* WHAT IS ASKED
Print all of the entries exactly, minus the pictures.

— begin PROVIDED RECORDS —

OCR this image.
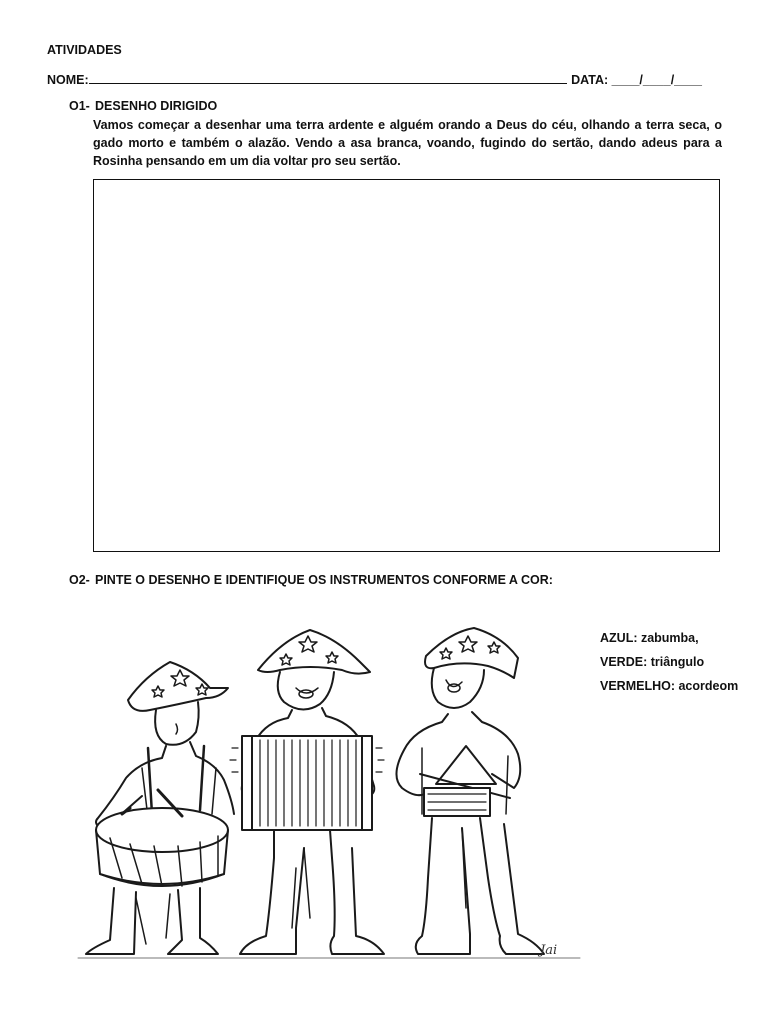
ATIVIDADES
NOME:	DATA: ____/____/____
O1- DESENHO DIRIGIDO
Vamos começar a desenhar uma terra ardente e alguém orando a Deus do céu, olhando a terra seca, o gado morto e também o alazão. Vendo a asa branca, voando, fugindo do sertão, dando adeus para a Rosinha pensando em um dia voltar pro seu sertão.
O2- PINTE O DESENHO E IDENTIFIQUE OS INSTRUMENTOS CONFORME A COR:
AZUL: zabumba,
VERDE: triângulo
VERMELHO: acordeom
Jai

— end PROVIDED RECORDS —

* FULL ANSWER
OCR this image.
ATIVIDADES
NOME:	DATA: ____/____/____
O1- DESENHO DIRIGIDO
Vamos começar a desenhar uma terra ardente e alguém orando a Deus do céu, olhando a terra seca, o gado morto e também o alazão. Vendo a asa branca, voando, fugindo do sertão, dando adeus para a Rosinha pensando em um dia voltar pro seu sertão.
O2- PINTE O DESENHO E IDENTIFIQUE OS INSTRUMENTOS CONFORME A COR:
AZUL: zabumba,
VERDE: triângulo
VERMELHO: acordeom
Jai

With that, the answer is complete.